> **WHAT YOU ARE ASKED TO DO**
Copy out all of the material exactly as presented.
↓↓↓
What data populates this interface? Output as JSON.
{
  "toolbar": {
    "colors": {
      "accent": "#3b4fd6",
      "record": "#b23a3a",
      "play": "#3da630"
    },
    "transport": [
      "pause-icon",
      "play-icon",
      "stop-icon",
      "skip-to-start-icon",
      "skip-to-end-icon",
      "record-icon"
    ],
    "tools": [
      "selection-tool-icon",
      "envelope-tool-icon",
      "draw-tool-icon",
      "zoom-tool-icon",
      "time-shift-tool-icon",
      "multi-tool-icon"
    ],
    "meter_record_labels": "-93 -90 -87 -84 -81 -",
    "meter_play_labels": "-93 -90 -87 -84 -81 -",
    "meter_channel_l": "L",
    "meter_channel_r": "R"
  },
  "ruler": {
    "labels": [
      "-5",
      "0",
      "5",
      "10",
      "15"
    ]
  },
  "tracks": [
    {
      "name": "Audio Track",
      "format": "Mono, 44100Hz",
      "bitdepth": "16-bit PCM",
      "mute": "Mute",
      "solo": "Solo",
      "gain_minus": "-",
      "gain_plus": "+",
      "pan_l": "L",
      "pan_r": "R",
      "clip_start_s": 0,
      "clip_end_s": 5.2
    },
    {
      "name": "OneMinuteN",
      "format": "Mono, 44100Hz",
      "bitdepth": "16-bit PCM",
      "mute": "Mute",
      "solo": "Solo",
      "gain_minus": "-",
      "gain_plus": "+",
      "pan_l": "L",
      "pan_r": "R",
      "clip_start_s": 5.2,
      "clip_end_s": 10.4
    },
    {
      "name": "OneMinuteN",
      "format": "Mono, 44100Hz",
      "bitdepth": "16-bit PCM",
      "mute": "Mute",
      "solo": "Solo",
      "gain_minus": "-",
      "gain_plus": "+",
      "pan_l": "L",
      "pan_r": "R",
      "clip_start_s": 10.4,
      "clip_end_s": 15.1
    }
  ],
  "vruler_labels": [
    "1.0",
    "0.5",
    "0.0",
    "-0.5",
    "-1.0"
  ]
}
↑↑↑
> **FINISHED TASK**
What data populates this interface? Output as JSON.
{
  "toolbar": {
    "colors": {
      "accent": "#3b4fd6",
      "record": "#b23a3a",
      "play": "#3da630"
    },
    "transport": [
      "pause-icon",
      "play-icon",
      "stop-icon",
      "skip-to-start-icon",
      "skip-to-end-icon",
      "record-icon"
    ],
    "tools": [
      "selection-tool-icon",
      "envelope-tool-icon",
      "draw-tool-icon",
      "zoom-tool-icon",
      "time-shift-tool-icon",
      "multi-tool-icon"
    ],
    "meter_record_labels": "-93 -90 -87 -84 -81 -",
    "meter_play_labels": "-93 -90 -87 -84 -81 -",
    "meter_channel_l": "L",
    "meter_channel_r": "R"
  },
  "ruler": {
    "labels": [
      "-5",
      "0",
      "5",
      "10",
      "15"
    ]
  },
  "tracks": [
    {
      "name": "Audio Track",
      "format": "Mono, 44100Hz",
      "bitdepth": "16-bit PCM",
      "mute": "Mute",
      "solo": "Solo",
      "gain_minus": "-",
      "gain_plus": "+",
      "pan_l": "L",
      "pan_r": "R",
      "clip_start_s": 0,
      "clip_end_s": 5.2
    },
    {
      "name": "OneMinuteN",
      "format": "Mono, 44100Hz",
      "bitdepth": "16-bit PCM",
      "mute": "Mute",
      "solo": "Solo",
      "gain_minus": "-",
      "gain_plus": "+",
      "pan_l": "L",
      "pan_r": "R",
      "clip_start_s": 5.2,
      "clip_end_s": 10.4
    },
    {
      "name": "OneMinuteN",
      "format": "Mono, 44100Hz",
      "bitdepth": "16-bit PCM",
      "mute": "Mute",
      "solo": "Solo",
      "gain_minus": "-",
      "gain_plus": "+",
      "pan_l": "L",
      "pan_r": "R",
      "clip_start_s": 10.4,
      "clip_end_s": 15.1
    }
  ],
  "vruler_labels": [
    "1.0",
    "0.5",
    "0.0",
    "-0.5",
    "-1.0"
  ]
}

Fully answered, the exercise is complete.